Extract each line containing the string "CLEAREX".

→ Records for the exercise:
--
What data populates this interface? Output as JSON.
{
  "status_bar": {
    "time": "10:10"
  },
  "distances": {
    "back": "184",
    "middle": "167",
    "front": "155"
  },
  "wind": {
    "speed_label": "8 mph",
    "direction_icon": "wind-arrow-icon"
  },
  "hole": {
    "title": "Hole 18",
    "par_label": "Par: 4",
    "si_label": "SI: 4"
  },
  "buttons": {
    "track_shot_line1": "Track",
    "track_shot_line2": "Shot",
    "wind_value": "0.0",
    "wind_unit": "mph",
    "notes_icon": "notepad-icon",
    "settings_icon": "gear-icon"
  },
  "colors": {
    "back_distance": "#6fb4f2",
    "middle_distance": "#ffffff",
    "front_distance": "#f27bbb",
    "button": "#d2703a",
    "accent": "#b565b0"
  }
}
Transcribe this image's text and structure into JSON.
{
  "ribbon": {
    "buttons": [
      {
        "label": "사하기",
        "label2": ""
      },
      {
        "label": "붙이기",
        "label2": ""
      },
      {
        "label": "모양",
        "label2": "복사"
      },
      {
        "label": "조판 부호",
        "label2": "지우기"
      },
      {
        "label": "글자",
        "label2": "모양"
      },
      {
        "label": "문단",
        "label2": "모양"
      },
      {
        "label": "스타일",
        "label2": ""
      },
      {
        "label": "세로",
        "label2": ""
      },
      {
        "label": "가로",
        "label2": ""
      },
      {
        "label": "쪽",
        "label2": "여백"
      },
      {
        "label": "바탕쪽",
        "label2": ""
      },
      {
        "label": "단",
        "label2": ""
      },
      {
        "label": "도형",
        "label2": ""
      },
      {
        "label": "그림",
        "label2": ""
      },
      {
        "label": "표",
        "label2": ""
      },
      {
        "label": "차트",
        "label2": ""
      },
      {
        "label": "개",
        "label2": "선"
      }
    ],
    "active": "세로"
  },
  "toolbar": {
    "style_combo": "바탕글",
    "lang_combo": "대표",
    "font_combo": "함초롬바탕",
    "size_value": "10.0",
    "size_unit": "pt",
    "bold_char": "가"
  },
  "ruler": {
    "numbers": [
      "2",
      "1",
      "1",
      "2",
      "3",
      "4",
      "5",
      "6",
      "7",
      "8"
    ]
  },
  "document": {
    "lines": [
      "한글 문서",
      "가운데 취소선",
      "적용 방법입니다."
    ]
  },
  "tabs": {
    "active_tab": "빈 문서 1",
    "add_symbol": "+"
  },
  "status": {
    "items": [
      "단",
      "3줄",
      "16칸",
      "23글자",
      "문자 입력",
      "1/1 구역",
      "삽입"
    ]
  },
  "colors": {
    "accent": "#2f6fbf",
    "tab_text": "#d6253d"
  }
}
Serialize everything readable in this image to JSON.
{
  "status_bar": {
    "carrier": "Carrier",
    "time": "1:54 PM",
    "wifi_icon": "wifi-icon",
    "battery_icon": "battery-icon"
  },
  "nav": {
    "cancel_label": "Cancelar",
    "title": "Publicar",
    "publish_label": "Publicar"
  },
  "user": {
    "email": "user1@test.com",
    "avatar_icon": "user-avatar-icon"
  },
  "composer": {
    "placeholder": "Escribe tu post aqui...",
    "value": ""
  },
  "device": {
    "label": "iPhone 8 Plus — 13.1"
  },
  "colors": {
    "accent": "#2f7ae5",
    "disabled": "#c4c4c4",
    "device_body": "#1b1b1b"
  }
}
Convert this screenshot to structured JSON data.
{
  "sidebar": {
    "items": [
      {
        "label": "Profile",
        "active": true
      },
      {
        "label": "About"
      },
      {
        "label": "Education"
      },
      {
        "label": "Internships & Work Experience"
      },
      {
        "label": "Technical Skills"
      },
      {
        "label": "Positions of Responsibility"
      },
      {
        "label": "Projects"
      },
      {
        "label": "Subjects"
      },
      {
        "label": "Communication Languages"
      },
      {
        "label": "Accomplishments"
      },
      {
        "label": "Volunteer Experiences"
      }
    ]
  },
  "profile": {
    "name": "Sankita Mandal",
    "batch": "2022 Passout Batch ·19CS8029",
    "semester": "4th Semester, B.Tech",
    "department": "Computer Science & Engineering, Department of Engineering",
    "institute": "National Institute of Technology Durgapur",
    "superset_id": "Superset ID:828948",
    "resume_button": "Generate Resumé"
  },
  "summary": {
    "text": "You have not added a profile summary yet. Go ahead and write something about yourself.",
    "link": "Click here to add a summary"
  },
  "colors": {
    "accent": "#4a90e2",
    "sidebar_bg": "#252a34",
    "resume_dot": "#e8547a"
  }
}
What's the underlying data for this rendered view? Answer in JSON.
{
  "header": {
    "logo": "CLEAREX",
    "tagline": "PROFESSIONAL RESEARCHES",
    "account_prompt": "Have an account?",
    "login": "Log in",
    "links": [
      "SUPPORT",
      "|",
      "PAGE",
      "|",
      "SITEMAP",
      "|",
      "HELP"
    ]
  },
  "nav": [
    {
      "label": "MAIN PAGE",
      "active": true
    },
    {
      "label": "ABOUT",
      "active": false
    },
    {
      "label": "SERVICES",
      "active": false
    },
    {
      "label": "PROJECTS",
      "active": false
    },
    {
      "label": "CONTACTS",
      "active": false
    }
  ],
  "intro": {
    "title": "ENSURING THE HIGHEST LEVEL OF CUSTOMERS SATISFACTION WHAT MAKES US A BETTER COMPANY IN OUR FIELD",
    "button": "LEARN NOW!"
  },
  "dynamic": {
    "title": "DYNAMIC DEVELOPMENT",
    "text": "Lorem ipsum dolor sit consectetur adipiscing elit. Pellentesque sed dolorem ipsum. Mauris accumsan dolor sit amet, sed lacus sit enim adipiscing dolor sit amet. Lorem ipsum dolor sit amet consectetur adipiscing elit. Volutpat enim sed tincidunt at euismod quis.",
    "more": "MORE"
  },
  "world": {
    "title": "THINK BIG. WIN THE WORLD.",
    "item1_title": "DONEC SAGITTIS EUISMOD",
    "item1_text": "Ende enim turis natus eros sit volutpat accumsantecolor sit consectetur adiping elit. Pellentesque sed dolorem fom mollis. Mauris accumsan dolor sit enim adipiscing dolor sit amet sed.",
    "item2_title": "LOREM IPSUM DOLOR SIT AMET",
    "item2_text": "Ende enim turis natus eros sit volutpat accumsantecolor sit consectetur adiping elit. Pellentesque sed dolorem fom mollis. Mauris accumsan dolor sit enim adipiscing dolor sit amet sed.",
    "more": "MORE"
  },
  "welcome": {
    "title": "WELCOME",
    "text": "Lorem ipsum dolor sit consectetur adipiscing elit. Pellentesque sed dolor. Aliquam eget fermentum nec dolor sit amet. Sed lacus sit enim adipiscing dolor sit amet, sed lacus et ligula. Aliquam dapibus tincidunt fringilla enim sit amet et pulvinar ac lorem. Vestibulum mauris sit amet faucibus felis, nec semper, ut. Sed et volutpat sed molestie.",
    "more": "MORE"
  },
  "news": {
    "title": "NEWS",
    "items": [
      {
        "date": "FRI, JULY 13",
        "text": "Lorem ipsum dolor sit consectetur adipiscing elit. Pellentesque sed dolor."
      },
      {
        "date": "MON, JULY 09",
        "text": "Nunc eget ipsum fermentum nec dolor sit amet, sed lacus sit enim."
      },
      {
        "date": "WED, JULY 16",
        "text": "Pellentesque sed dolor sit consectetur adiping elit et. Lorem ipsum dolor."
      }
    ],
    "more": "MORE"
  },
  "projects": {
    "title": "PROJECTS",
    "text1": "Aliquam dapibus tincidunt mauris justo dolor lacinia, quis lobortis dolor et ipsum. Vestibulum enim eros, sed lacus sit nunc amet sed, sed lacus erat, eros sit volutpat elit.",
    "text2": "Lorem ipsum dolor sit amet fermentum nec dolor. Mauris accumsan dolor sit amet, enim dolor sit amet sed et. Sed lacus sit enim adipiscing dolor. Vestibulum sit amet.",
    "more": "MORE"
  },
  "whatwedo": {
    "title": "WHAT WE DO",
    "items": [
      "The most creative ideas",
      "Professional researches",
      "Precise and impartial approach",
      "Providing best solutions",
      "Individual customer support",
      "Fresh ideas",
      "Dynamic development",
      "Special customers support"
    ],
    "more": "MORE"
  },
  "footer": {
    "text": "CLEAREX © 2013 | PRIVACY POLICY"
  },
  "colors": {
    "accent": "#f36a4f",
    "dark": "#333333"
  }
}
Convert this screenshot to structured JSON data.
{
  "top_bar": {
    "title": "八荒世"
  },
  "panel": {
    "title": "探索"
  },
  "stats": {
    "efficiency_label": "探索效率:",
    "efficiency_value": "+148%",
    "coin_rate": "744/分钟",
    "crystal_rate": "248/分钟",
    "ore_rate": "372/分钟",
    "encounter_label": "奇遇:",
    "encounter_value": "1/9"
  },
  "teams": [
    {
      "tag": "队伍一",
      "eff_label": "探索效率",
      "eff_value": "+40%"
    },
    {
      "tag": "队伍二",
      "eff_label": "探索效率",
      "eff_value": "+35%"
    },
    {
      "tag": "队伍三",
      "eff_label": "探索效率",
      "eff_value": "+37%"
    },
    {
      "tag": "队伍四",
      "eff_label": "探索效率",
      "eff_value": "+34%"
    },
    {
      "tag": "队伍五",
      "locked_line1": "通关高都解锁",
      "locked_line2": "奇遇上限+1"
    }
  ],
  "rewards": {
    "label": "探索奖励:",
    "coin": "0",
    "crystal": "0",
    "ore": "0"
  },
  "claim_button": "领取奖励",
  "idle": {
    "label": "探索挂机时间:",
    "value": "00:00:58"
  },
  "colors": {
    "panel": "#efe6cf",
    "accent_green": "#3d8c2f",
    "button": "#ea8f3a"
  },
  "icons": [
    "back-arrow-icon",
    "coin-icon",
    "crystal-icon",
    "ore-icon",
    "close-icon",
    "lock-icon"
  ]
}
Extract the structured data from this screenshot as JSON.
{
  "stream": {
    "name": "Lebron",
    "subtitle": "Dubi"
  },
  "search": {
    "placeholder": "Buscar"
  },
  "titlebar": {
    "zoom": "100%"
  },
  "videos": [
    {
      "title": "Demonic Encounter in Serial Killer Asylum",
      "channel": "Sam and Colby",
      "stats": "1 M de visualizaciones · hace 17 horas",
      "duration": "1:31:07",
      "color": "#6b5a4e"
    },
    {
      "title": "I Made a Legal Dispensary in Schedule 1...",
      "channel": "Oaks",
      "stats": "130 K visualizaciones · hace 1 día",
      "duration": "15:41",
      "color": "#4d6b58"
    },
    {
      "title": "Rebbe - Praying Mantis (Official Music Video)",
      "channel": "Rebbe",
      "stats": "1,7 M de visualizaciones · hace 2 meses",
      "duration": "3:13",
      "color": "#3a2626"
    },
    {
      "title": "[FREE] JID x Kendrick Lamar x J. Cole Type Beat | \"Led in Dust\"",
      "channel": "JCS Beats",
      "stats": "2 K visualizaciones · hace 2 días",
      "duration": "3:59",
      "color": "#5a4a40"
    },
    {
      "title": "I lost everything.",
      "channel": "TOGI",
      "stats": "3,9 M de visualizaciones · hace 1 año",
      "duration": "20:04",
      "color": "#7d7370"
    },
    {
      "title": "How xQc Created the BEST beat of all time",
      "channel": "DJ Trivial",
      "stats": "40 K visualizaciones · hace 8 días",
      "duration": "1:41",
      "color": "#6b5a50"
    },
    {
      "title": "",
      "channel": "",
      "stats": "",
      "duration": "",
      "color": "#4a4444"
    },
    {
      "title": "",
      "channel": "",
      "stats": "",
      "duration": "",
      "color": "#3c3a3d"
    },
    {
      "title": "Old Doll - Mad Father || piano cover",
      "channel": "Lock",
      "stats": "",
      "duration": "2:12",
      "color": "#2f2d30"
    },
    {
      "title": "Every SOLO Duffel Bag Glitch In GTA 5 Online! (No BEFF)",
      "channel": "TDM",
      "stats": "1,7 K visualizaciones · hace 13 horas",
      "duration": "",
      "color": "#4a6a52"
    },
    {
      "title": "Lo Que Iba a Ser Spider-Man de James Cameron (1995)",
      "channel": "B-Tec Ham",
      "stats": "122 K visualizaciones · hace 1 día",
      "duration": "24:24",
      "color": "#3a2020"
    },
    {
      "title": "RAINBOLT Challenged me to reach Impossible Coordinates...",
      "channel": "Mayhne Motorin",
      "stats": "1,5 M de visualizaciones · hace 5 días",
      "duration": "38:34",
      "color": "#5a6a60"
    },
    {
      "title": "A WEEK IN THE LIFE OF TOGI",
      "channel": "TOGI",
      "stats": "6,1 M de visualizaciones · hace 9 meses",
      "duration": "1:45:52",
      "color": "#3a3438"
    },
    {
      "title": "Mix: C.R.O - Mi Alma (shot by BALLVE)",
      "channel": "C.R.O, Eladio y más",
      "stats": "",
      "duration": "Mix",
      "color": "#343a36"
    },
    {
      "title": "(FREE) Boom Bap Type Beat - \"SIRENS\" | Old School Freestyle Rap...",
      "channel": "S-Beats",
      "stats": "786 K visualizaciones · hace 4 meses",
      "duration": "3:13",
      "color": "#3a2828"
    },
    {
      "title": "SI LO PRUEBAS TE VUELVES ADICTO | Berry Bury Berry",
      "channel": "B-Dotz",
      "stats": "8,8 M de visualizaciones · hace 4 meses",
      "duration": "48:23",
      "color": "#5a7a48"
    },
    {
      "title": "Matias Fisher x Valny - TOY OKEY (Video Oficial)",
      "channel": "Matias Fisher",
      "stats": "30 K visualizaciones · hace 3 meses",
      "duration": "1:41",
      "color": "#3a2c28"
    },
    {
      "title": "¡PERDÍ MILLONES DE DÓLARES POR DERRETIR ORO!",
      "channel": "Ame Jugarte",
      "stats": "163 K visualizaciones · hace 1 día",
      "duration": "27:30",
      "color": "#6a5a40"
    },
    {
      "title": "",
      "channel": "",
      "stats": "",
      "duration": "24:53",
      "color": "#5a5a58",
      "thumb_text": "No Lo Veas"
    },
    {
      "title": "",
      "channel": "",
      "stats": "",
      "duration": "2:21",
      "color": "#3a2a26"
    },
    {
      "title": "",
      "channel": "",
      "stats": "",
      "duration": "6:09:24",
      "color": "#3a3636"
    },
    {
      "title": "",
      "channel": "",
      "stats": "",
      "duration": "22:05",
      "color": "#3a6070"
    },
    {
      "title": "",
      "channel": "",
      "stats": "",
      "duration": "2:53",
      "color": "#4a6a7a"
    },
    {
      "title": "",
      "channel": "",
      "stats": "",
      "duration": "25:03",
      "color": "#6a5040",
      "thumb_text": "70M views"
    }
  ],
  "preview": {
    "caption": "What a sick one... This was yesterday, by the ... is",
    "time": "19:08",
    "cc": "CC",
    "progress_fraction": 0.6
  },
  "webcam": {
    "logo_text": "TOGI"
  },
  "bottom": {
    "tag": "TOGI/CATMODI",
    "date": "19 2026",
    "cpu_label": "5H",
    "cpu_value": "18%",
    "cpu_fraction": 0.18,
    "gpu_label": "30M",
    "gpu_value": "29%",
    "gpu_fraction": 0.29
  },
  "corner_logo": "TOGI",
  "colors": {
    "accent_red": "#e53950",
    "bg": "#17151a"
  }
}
--
→ Answer for this exercise:
    "logo": "CLEAREX",
    "text": "CLEAREX © 2013 | PRIVACY POLICY"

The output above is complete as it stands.